_PROBLEM REQUIREMENTS_. Which lines hold the word "Hoàng"? Copy each of them.

_DATA_.
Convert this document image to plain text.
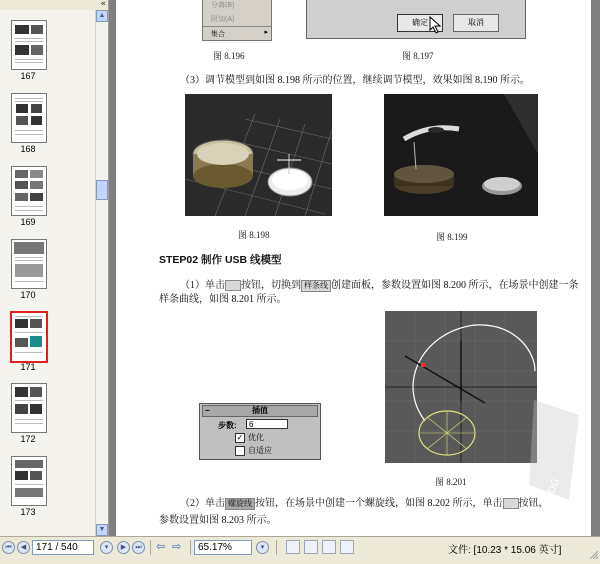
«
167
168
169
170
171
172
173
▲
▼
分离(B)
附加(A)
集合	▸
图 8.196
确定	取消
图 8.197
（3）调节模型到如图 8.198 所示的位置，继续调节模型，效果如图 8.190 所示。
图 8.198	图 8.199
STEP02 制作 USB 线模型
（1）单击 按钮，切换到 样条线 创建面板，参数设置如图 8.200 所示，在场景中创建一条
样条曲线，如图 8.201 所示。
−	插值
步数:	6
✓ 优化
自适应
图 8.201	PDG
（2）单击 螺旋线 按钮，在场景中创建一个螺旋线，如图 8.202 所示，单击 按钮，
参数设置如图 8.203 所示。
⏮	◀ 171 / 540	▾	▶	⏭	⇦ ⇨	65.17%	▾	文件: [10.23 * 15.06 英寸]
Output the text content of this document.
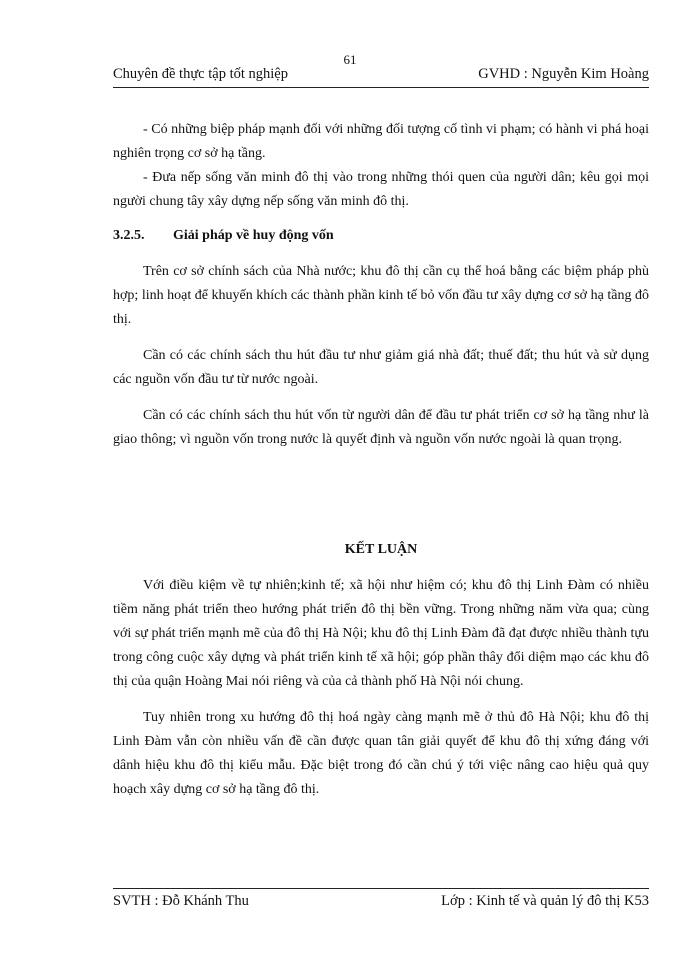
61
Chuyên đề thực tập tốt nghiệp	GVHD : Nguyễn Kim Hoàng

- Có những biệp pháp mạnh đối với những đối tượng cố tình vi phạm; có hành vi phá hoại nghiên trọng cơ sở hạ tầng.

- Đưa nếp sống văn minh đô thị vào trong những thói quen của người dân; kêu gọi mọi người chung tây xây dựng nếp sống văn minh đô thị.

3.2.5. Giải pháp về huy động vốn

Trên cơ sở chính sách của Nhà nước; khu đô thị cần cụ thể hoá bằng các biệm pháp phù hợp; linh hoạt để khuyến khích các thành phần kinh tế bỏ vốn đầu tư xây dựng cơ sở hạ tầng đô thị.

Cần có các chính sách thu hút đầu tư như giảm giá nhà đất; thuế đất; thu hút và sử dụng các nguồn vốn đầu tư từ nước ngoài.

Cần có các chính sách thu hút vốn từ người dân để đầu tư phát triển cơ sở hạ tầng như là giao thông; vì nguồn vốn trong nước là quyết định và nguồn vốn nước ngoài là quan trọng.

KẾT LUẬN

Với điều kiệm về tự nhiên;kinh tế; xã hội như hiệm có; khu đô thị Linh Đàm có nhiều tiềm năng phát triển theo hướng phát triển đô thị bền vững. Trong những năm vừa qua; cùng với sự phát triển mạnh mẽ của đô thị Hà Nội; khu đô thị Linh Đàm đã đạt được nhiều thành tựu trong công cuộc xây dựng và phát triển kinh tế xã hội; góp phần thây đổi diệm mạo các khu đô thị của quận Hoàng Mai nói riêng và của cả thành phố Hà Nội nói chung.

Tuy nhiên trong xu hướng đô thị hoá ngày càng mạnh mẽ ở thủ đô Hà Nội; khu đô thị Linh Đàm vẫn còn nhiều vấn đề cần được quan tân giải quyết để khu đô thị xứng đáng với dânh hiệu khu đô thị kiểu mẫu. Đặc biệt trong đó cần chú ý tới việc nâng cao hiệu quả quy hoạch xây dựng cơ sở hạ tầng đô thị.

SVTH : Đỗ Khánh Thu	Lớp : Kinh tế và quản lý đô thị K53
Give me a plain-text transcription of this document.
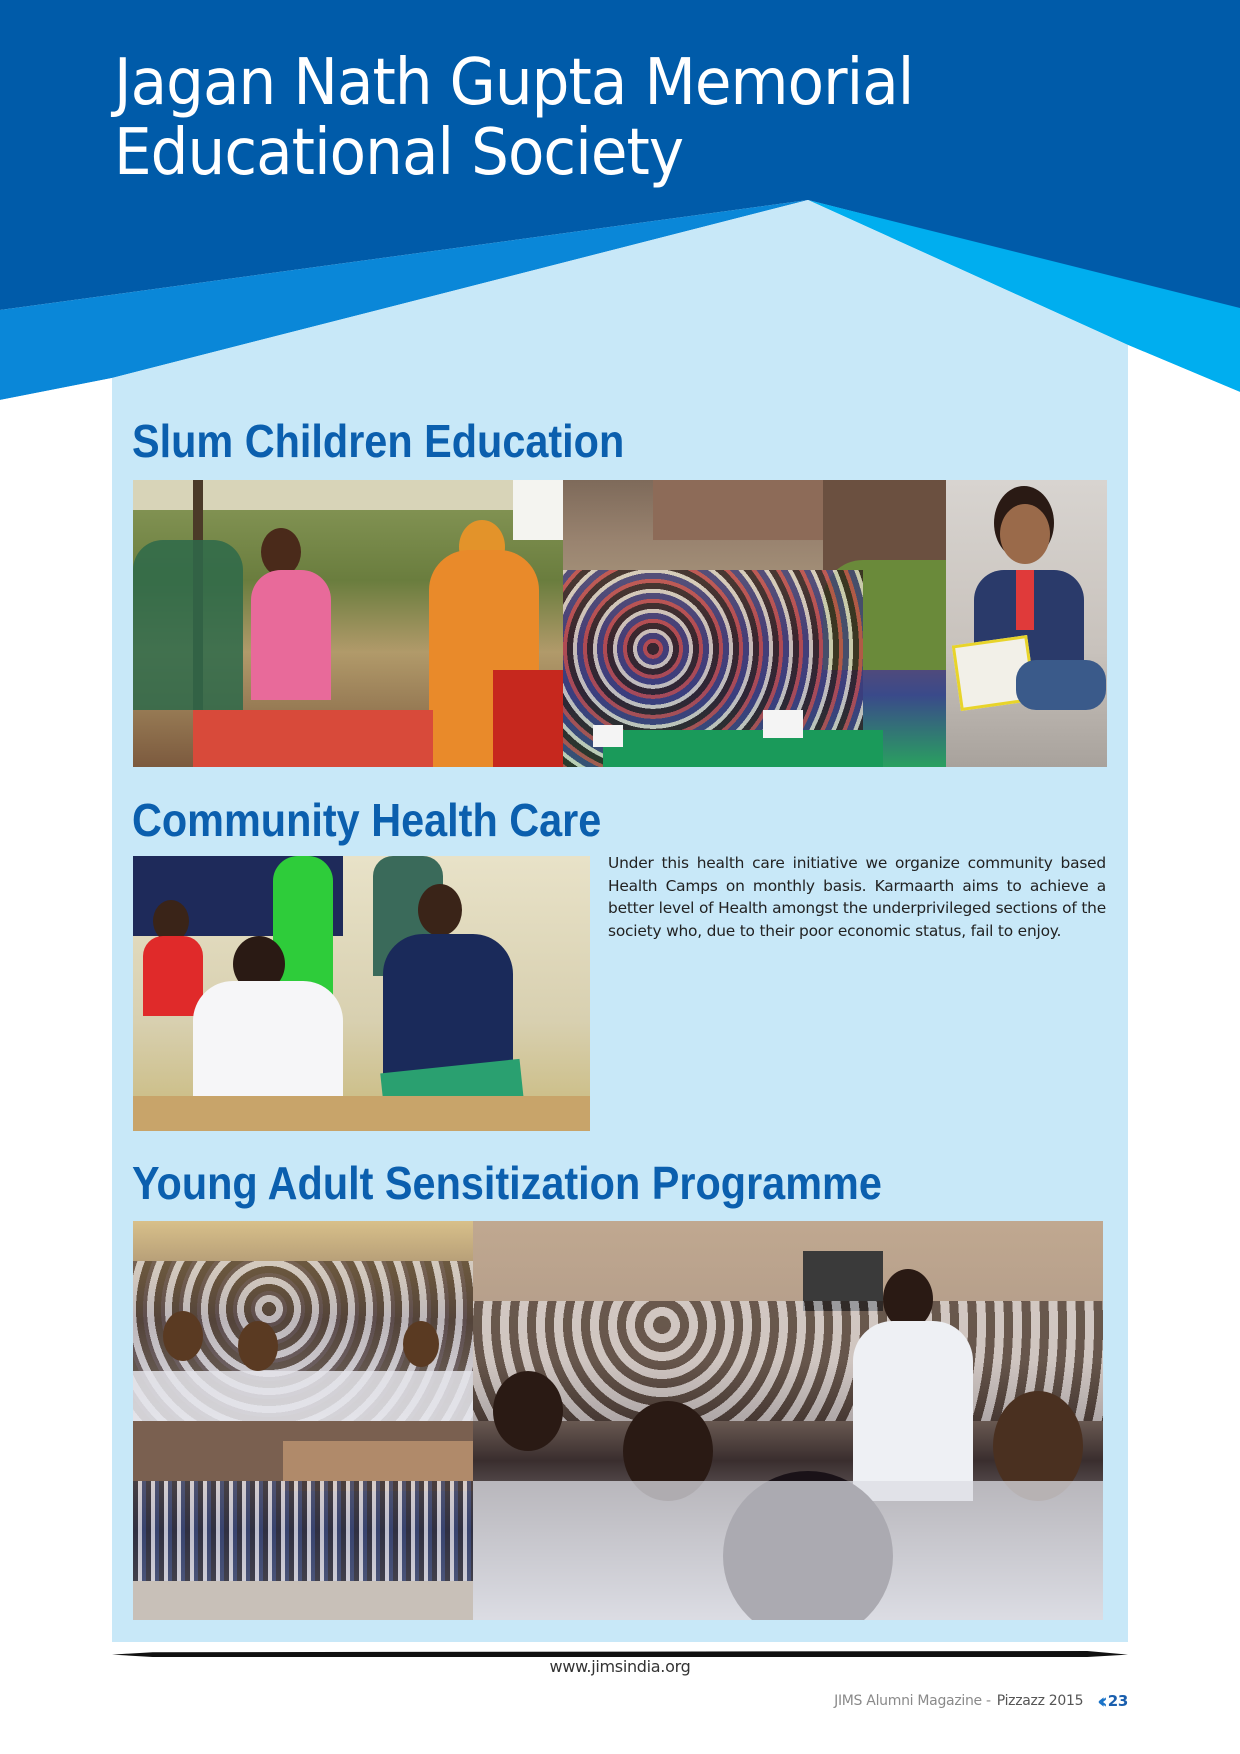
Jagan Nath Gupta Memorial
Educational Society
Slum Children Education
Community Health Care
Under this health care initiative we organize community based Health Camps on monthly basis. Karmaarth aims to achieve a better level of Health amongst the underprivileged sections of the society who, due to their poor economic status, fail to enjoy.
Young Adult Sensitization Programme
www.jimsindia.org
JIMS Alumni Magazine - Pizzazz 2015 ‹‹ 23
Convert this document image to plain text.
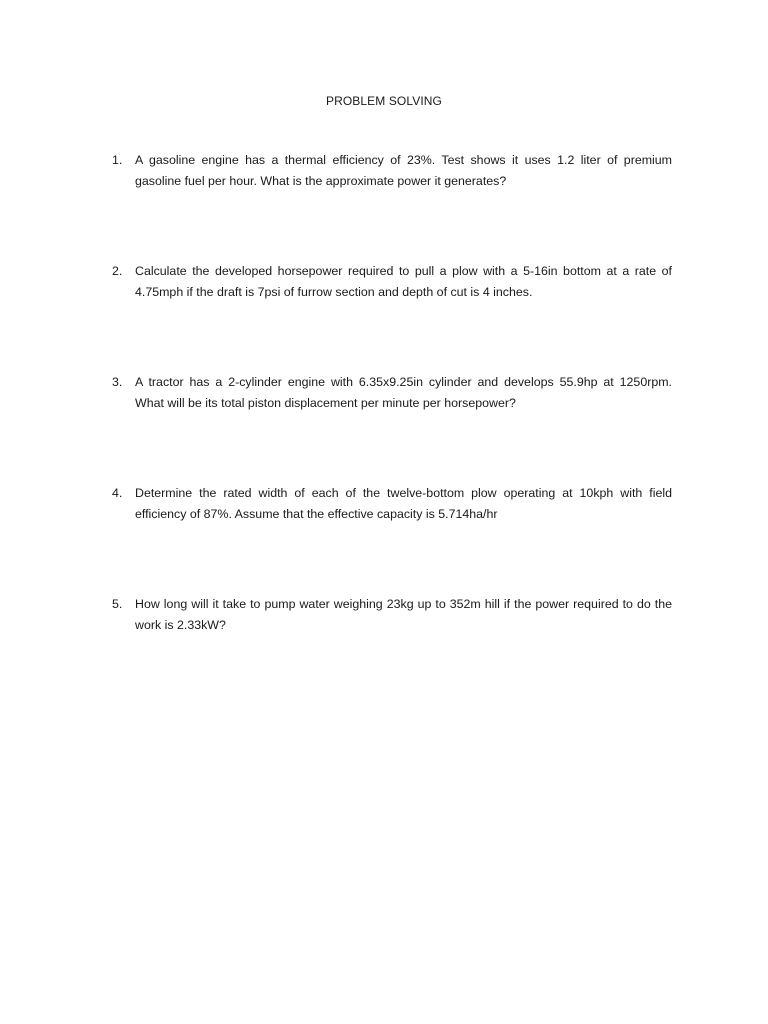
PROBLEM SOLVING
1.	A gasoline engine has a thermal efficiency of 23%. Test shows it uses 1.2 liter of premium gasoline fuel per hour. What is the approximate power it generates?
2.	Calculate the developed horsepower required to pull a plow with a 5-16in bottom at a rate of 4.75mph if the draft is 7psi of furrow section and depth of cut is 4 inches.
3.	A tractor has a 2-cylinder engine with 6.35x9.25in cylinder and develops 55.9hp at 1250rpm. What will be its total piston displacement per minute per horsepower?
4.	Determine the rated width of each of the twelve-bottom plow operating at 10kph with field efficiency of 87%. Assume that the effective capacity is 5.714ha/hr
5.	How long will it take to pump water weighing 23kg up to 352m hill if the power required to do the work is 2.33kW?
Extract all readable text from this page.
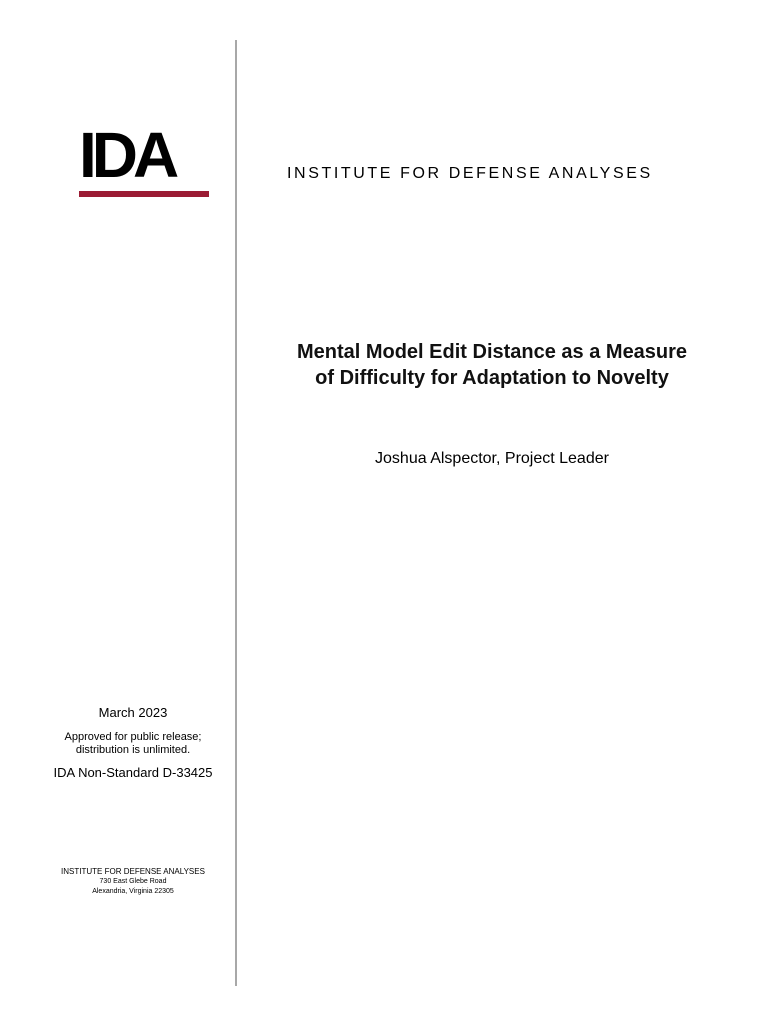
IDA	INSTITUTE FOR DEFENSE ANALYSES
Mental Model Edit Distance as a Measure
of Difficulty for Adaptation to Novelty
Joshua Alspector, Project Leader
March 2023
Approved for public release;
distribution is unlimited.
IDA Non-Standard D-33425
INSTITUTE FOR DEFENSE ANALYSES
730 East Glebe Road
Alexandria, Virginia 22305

_COMPLETED TASK_.
Chuyên đề thực tập tốt nghiệp	GVHD : Nguyễn Kim Hoàng
Với điều kiệm về tự nhiên;kinh tế; xã hội như hiệm có; khu đô thị Linh Đàm có nhiều tiềm năng phát triển theo hướng phát triển đô thị bền vững. Trong những năm vừa qua; cùng với sự phát triển mạnh mẽ của đô thị Hà Nội; khu đô thị Linh Đàm đã đạt được nhiều thành tựu trong công cuộc xây dựng và phát triển kinh tế xã hội; góp phần thây đổi diệm mạo các khu đô thị của quận Hoàng Mai nói riêng và của cả thành phố Hà Nội nói chung.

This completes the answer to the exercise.